++++ DATA FOR THIS EXERCISE ++++
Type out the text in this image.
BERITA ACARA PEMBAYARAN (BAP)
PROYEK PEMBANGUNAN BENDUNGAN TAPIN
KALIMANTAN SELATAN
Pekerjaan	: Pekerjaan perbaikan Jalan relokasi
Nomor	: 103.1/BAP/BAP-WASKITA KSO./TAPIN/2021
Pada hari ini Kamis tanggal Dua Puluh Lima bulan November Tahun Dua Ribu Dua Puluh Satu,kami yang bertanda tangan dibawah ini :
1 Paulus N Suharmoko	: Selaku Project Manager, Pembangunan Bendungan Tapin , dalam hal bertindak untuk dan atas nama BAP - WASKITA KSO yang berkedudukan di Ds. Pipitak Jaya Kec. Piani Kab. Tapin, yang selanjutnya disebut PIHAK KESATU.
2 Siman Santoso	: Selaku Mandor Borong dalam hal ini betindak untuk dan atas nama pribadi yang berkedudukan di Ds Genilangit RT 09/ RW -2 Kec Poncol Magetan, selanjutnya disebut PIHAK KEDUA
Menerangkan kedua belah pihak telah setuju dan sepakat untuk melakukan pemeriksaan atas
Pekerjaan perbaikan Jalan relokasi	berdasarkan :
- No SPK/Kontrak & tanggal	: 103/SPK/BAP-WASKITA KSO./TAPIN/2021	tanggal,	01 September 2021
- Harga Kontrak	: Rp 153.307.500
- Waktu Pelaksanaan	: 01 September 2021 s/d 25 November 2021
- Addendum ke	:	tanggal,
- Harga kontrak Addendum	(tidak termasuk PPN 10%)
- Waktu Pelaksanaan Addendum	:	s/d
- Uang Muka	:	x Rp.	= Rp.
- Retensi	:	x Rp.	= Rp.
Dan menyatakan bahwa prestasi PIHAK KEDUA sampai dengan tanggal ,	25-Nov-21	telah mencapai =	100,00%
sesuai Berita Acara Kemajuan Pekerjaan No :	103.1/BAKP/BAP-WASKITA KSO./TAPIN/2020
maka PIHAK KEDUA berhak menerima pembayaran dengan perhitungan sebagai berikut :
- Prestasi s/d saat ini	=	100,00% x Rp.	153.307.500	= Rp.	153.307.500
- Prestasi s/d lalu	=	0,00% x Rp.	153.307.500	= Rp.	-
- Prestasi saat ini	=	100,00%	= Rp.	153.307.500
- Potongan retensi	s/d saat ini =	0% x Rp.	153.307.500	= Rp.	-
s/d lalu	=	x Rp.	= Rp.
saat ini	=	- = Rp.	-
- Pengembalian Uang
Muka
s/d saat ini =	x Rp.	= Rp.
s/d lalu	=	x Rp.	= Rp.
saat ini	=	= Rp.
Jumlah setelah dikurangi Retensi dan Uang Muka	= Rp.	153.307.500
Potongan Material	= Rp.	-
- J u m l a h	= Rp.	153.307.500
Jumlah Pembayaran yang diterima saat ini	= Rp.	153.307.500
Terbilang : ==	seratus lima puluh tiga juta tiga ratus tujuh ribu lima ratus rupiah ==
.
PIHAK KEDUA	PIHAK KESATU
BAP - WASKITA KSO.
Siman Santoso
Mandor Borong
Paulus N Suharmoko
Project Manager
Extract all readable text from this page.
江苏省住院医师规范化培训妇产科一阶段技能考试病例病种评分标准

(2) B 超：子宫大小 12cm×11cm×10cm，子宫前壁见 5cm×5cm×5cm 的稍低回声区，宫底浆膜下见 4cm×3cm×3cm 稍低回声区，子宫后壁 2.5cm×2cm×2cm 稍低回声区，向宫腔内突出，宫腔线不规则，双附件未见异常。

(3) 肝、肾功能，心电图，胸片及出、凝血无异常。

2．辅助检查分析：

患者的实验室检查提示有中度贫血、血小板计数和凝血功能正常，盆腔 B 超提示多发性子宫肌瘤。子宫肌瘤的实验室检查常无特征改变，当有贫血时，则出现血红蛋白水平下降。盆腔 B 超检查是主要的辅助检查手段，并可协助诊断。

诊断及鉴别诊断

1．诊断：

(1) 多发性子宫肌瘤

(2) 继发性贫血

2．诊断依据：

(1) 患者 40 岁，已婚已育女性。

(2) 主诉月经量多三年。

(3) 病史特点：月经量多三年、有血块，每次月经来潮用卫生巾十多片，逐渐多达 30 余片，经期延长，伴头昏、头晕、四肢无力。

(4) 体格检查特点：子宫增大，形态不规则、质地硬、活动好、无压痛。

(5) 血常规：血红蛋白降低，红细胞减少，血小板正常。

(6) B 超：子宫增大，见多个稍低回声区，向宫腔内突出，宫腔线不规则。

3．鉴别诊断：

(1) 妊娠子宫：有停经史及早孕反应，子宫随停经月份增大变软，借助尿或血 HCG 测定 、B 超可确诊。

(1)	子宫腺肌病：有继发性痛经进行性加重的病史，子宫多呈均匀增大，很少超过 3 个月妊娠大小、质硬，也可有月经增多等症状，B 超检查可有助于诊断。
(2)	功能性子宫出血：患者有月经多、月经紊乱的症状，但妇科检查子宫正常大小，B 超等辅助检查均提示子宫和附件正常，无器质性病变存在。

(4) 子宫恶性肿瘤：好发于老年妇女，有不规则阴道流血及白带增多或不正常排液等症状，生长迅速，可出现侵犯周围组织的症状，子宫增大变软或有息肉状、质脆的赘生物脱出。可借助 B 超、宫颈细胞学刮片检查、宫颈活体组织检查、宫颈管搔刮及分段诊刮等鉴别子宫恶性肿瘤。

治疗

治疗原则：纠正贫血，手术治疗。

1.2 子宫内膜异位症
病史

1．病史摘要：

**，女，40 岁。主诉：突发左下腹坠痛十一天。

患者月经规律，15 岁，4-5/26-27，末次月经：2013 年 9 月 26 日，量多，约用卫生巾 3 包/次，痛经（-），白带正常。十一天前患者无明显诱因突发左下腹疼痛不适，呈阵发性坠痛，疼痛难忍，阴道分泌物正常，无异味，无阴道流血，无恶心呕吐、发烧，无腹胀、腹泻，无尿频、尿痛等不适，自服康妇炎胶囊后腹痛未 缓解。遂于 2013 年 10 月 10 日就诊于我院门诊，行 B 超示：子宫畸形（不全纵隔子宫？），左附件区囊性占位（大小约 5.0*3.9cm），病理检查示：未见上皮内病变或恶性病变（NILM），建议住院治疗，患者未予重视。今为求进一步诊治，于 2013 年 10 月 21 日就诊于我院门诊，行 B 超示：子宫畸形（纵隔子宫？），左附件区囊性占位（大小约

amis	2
++++
(TASK REQUIREMENTS) Using the entries above, return each line that includes the word "向宫腔内突出".

(THE SOLUTION)
(2) B 超：子宫大小 12cm×11cm×10cm，子宫前壁见 5cm×5cm×5cm 的稍低回声区，宫底浆膜下见 4cm×3cm×3cm 稍低回声区，子宫后壁 2.5cm×2cm×2cm 稍低回声区，向宫腔内突出，宫腔线不规则，双附件未见异常。
(6) B 超：子宫增大，见多个稍低回声区，向宫腔内突出，宫腔线不规则。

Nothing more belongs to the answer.